-- CONSIGNE 1 --
Relevez chacune des années mentionnées dans l'article sur le Pineau des Charentes, en ne citant chacune qu'une fois.
-- CONSIGNE 2 --
Citez mot pour mot les lignes des enregistrements, en partant du début des enregistrements et en terminant par la ligne qui contient « text-line: it were », celle-ci comprise.
:: ARTICLE
Pineau des Charentes : des règles de production étoffées

15 mai 2018

La modification du cahier des charges du vin de liqueur régional devrait intervenir en 2018. Les nouvelles règles serviront, pour la plupart, à mieux segmenter l’offre et permettre de nouvelles voies de valorisation. Le texte fait aujourd’hui consensus mais le chemin a été long car les débats entre l’administration et les producteurs au sujet des contours de la nouvelle dénomination « Coeur de Pineau » n’ont pas été concluants. Pour des motifs un peu subjectifs aux yeux des producteurs, les services chargés de la répression des fraudes, n’ont pas accepté de protéger la mention au travers du cahier des charges AOC. Qu’à cela ne tienne ! Ont décidé les membres de l’ODG : La mention verra quand même le jour mais au travers d’une marque collective de droit privé.

Segmenter, structurer pour créer de la valeur. Voilà le fil conducteur qui anime les réflexions au sein de l’ODG du Pineau des Charentes depuis 2015 où les premiers débats sur le périmètre d’un nouveau cahier des charges ont été engagés. Car, aux yeux de ses dirigeants, l’appellation octogénaire doit innover et se moderniser. Il lui faut explorer de nouvelles voies de production pour faire découvrir tout le potentiel de son terroir et reconquérir par là même des pistes de valorisation qui lui manquent pour trouver sa place dans l’économie régionale.

 

Des rosés à consommer dès le mois de juin

S’il fallait démontrer que les lois des AOC ne sont pas figées dans le marbre et que l’innovation y est permise, l’histoire du Pineau rosé pourrait parfaitement servir d’exemple. A l’origine, le Pineau des Charentes s’est appelé rosé car c’était la seule couleur connue. Au fil des années, les techniques d’extraction et de stabilisation se sont affinées et le rouge intense s’est quasiment généralisé. Cette évolution des pratiques a nécessité de clarifier les désignations pour le consommateur et en 2008, la mention rosé a été officiellement remplacée par le terme rouge/rosé dans le cahier des charges de l’AOC. Cette seule et même nouvelle catégorie permettait de reconnaître à la fois la nouveauté (rouge) sans désavouer la tradition (rosé). Aujourd’hui, avec l’apparition des rosés pâles issus de débuts de fermentation, la démarche est inversée et le Syndicat a besoin de définir une catégorie à part qui puisse notamment bénéficier d’une durée de vieillissement plus réduite. Ainsi, le nouveau segment du rosé pourra se limiter à seulement 8 mois de vieillissement dont 6 sous-bois. La date de première mise en marché sera le 1er juin suivant la récolte, une période idéale pour le positionnement d’un produit emblématique de l’été à consommer jeune.
::::
:: DONNÉES FOURNIES
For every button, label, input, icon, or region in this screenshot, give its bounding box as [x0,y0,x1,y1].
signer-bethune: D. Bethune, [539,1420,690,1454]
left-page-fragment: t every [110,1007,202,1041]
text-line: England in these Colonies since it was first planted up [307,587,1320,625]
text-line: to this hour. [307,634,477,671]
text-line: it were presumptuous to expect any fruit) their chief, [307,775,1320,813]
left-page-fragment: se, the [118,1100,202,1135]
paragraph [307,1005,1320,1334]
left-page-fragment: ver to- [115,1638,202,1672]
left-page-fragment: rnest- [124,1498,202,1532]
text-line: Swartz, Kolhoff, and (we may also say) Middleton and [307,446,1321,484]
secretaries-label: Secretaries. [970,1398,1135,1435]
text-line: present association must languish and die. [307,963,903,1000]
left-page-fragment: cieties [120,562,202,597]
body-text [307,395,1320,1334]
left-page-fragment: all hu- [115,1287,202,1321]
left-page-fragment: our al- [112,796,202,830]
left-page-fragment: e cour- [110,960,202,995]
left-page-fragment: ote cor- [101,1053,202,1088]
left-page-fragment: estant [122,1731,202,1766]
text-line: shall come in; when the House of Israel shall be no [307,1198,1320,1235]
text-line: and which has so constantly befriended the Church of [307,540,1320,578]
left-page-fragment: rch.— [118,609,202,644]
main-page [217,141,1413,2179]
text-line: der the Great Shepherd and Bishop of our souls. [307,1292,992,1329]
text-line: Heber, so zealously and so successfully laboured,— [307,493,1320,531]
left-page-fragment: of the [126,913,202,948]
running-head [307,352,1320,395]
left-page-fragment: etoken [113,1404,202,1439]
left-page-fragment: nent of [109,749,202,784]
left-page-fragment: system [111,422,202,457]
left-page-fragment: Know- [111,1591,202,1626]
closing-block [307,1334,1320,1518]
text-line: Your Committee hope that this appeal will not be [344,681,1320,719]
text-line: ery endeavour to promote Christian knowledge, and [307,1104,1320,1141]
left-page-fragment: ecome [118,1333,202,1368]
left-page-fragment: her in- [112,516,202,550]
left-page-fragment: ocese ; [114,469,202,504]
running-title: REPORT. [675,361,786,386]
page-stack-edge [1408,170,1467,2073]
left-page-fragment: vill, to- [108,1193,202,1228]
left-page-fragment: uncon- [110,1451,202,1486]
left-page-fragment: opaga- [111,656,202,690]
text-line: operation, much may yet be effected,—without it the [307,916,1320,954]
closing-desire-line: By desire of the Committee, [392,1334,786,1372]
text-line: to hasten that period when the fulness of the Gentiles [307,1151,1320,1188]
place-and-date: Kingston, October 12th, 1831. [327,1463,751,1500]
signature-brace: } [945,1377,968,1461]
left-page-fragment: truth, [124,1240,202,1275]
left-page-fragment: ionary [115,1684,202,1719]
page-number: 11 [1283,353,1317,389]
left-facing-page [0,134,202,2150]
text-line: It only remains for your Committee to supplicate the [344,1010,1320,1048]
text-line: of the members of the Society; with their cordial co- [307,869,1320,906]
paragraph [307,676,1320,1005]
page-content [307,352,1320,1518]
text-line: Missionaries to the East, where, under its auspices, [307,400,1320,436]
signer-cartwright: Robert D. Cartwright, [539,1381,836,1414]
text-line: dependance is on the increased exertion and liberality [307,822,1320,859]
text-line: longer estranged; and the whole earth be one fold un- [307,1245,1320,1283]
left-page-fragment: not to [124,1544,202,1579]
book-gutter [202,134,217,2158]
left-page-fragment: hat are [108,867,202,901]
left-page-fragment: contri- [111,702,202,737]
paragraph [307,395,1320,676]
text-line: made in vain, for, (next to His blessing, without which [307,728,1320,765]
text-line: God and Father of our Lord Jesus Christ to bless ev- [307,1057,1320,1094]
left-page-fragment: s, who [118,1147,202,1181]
::::
-- RÉPONSE 1 --
2018, 2015, 2008

-- RÉPONSE 2 --
For every button, label, input, icon, or region in this screenshot, give its bounding box as [x0,y0,x1,y1].
signer-bethune: D. Bethune, [539,1420,690,1454]
left-page-fragment: t every [110,1007,202,1041]
text-line: England in these Colonies since it was first planted up [307,587,1320,625]
text-line: to this hour. [307,634,477,671]
text-line: it were presumptuous to expect any fruit) their chief, [307,775,1320,813]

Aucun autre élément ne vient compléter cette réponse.